Your objective: Will you extract the entries word for word? Images should not appear in the copy.

>> begin

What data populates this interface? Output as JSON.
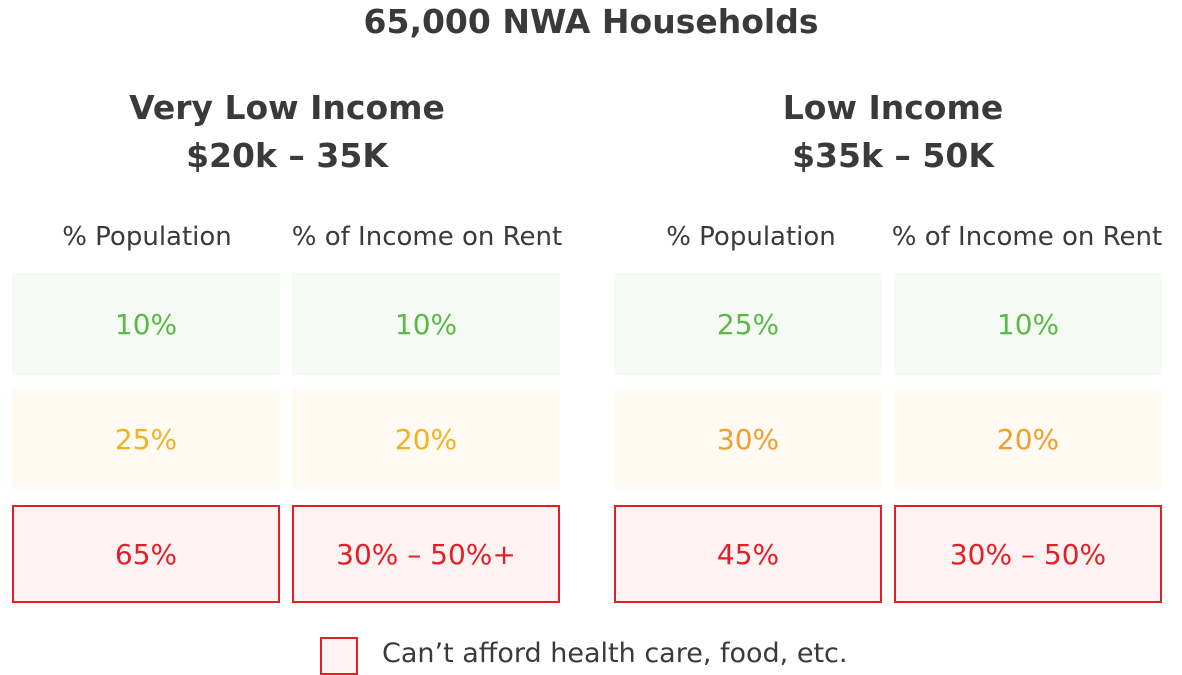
{
  "colors": {
    "green_bg": "#f6faf5",
    "green_text": "#5cb848",
    "yellow_bg": "#fffbf2",
    "yellow_text": "#f2b023",
    "orange_text": "#f29d2d",
    "red_bg": "#fff2f2",
    "red_text": "#e41e26"
  },
  "chart_data": {
    "type": "table",
    "title": "65,000 NWA Households",
    "groups": [
      {
        "title_line1": "Very Low Income",
        "title_line2": "$20k – 35K",
        "columns": [
          "% Population",
          "% of Income on Rent"
        ],
        "rows": [
          [
            "10%",
            "10%"
          ],
          [
            "25%",
            "20%"
          ],
          [
            "65%",
            "30% – 50%+"
          ]
        ]
      },
      {
        "title_line1": "Low Income",
        "title_line2": "$35k – 50K",
        "columns": [
          "% Population",
          "% of Income on Rent"
        ],
        "rows": [
          [
            "25%",
            "10%"
          ],
          [
            "30%",
            "20%"
          ],
          [
            "45%",
            "30% – 50%"
          ]
        ]
      }
    ],
    "legend": "Can’t afford health care, food, etc."
  }
}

>> end

Finished answer:
What data populates this interface? Output as JSON.
{
  "colors": {
    "green_bg": "#f6faf5",
    "green_text": "#5cb848",
    "yellow_bg": "#fffbf2",
    "yellow_text": "#f2b023",
    "orange_text": "#f29d2d",
    "red_bg": "#fff2f2",
    "red_text": "#e41e26"
  },
  "chart_data": {
    "type": "table",
    "title": "65,000 NWA Households",
    "groups": [
      {
        "title_line1": "Very Low Income",
        "title_line2": "$20k – 35K",
        "columns": [
          "% Population",
          "% of Income on Rent"
        ],
        "rows": [
          [
            "10%",
            "10%"
          ],
          [
            "25%",
            "20%"
          ],
          [
            "65%",
            "30% – 50%+"
          ]
        ]
      },
      {
        "title_line1": "Low Income",
        "title_line2": "$35k – 50K",
        "columns": [
          "% Population",
          "% of Income on Rent"
        ],
        "rows": [
          [
            "25%",
            "10%"
          ],
          [
            "30%",
            "20%"
          ],
          [
            "45%",
            "30% – 50%"
          ]
        ]
      }
    ],
    "legend": "Can’t afford health care, food, etc."
  }
}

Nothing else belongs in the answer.